AIM
Count how many lines hold the string "रमबद". Give that number alone.

(Data excerpts)
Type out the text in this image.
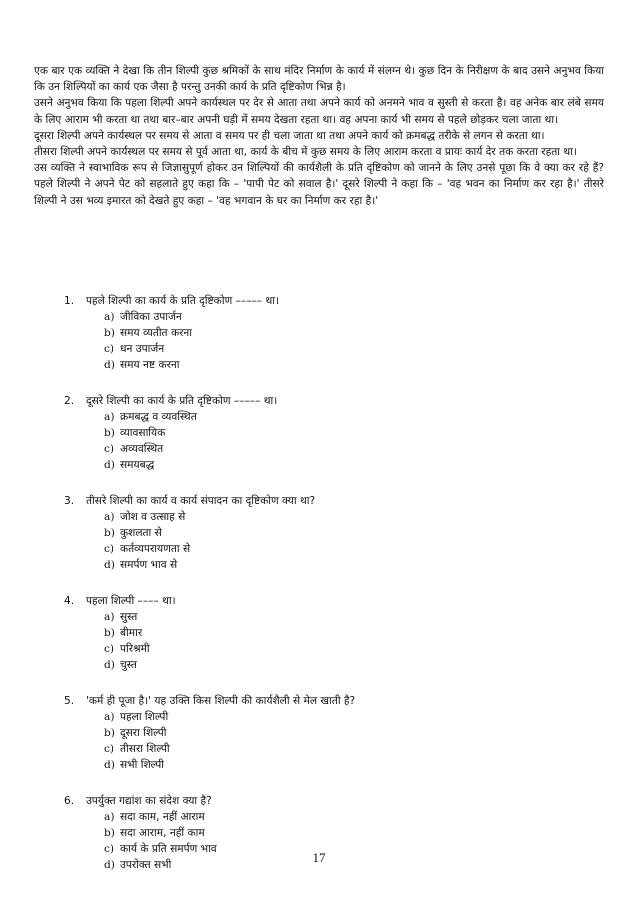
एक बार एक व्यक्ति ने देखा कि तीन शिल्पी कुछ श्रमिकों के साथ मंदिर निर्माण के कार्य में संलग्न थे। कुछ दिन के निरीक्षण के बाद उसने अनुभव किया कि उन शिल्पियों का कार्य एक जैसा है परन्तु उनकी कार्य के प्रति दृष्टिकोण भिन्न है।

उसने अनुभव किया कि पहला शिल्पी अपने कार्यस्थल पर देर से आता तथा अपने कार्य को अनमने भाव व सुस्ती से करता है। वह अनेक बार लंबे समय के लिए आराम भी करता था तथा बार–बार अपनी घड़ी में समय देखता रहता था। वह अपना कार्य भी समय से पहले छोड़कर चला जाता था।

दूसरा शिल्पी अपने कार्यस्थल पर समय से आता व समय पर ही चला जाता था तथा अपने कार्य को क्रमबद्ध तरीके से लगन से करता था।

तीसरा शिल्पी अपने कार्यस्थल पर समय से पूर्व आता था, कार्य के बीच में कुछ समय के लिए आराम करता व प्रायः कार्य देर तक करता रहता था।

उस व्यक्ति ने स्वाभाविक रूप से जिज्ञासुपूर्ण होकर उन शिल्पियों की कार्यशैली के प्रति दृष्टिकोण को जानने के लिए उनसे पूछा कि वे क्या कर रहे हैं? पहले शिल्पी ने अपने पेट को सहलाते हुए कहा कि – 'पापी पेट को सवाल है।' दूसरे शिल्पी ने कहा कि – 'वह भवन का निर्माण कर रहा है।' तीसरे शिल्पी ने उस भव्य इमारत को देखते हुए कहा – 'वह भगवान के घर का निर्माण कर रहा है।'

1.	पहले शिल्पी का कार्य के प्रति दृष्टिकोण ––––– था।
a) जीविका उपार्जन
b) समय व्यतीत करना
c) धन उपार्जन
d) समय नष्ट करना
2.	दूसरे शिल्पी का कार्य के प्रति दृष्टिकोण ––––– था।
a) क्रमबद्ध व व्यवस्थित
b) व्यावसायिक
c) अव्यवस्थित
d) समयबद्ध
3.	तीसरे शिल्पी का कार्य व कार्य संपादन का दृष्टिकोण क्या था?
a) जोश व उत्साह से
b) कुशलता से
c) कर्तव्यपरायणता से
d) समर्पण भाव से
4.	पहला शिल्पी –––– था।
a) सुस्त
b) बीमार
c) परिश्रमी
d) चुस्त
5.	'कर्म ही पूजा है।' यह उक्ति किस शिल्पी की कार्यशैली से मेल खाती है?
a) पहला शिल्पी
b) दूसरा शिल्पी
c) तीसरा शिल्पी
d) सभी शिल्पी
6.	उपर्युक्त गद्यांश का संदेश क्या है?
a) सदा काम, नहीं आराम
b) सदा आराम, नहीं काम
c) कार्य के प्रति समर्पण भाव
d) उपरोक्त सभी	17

FULL SOLUTION
2